Set exercise:
Recast the records from the line containing "I need the location" to the line containing "188, 130, 208]", both included, as a two-column CSV with the columns input and output. Give each record its own row, with its text under input and its answer under output, every field in quotation marks and line breaks replaced by spaces.

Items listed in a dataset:
****

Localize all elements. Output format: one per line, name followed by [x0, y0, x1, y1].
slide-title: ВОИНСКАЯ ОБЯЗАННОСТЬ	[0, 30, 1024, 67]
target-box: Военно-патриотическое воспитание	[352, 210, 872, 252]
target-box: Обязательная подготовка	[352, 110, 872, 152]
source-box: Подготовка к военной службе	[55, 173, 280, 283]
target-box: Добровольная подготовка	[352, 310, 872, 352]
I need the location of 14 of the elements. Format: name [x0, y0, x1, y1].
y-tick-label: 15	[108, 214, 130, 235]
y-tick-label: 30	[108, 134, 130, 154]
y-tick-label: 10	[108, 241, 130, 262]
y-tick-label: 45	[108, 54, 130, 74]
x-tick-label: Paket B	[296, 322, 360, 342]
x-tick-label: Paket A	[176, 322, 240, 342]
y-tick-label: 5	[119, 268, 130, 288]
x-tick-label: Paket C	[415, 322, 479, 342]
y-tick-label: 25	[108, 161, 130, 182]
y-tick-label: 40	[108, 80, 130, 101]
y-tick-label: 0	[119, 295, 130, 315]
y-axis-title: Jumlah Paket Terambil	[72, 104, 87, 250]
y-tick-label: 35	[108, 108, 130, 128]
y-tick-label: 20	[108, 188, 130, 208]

****

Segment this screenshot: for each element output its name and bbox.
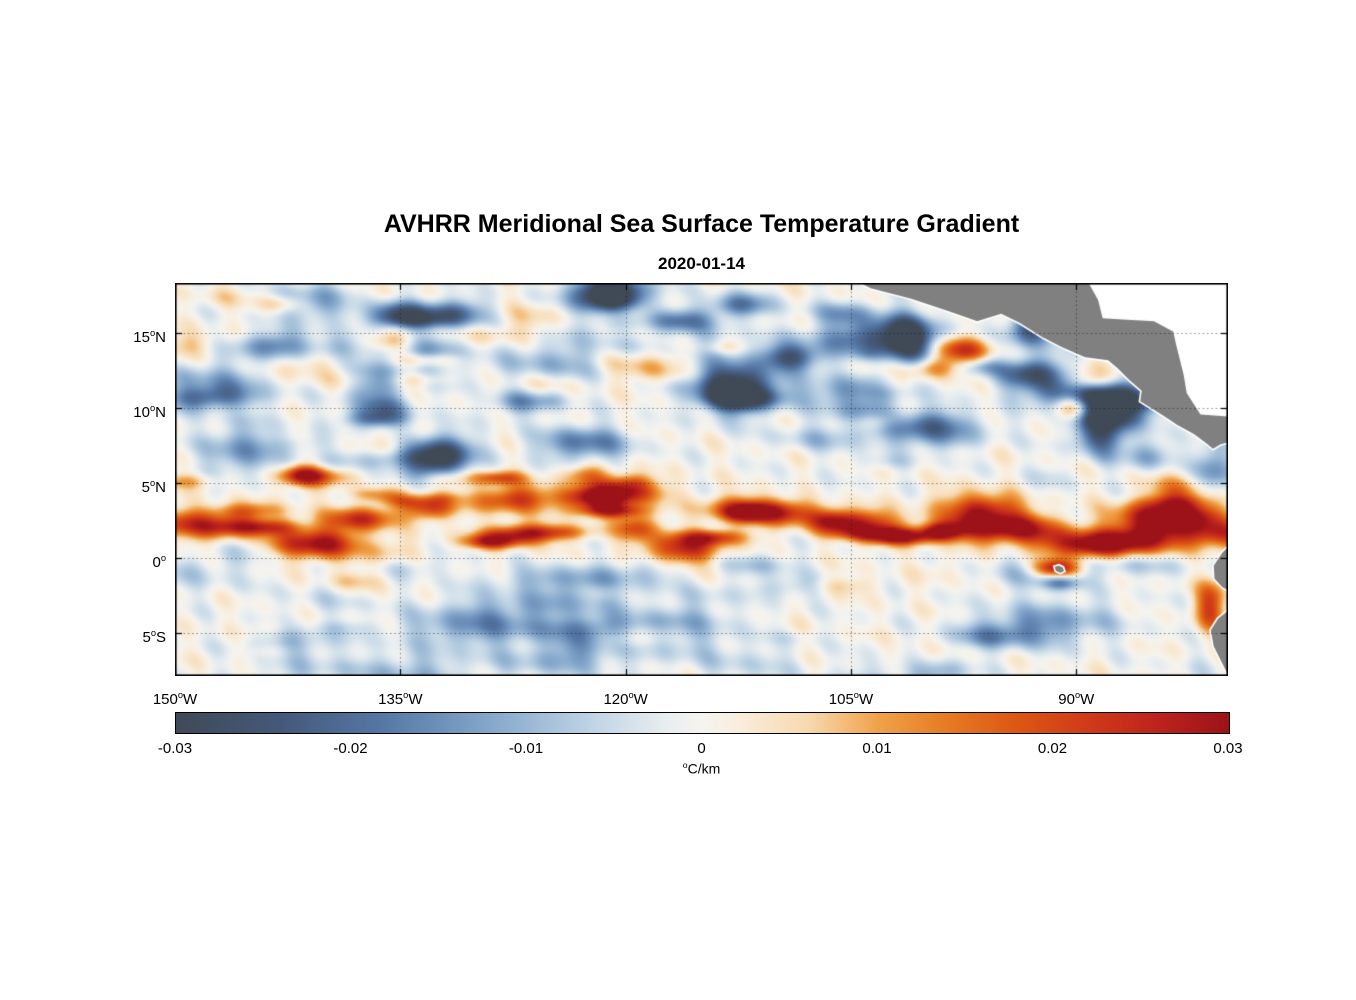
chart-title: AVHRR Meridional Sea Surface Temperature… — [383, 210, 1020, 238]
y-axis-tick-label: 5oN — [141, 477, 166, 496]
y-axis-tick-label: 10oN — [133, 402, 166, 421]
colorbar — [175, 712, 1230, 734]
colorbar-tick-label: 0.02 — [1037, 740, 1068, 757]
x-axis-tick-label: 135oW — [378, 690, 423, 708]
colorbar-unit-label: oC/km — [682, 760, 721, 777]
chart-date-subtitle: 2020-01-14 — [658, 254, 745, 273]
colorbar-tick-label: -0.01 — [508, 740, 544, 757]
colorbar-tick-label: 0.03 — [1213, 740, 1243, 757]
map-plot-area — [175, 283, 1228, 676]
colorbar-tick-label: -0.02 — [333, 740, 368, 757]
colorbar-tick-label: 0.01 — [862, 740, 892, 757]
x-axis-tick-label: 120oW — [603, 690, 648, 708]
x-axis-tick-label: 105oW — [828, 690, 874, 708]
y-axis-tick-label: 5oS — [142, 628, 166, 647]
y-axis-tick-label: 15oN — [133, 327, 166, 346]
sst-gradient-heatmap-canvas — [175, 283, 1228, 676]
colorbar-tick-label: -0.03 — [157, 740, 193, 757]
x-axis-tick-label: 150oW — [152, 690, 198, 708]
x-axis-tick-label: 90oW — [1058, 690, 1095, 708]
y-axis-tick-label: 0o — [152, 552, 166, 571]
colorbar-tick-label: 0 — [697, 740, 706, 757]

****

Output for this task:
input,output
"I need the location of 14 of the elements. Format: name [x0, y0, x1, y1].","y-tick-label: 15	[108, 214, 130, 235] y-tick-label: 30	[108, 134, 130, 154] y-tick-label: 10	[108, 241, 130, 262] y-tick-label: 45	[108, 54, 130, 74] x-tick-label: Paket B	[296, 322, 360, 342] x-tick-label: Paket A	[176, 322, 240, 342] y-tick-label: 5	[119, 268, 130, 288] x-tick-label: Paket C	[415, 322, 479, 342] y-tick-label: 25	[108, 161, 130, 182] y-tick-label: 40	[108, 80, 130, 101] y-tick-label: 0	[119, 295, 130, 315] y-axis-title: Jumlah Paket Terambil	[72, 104, 87, 250] y-tick-label: 35	[108, 108, 130, 128] y-tick-label: 20	[108, 188, 130, 208]"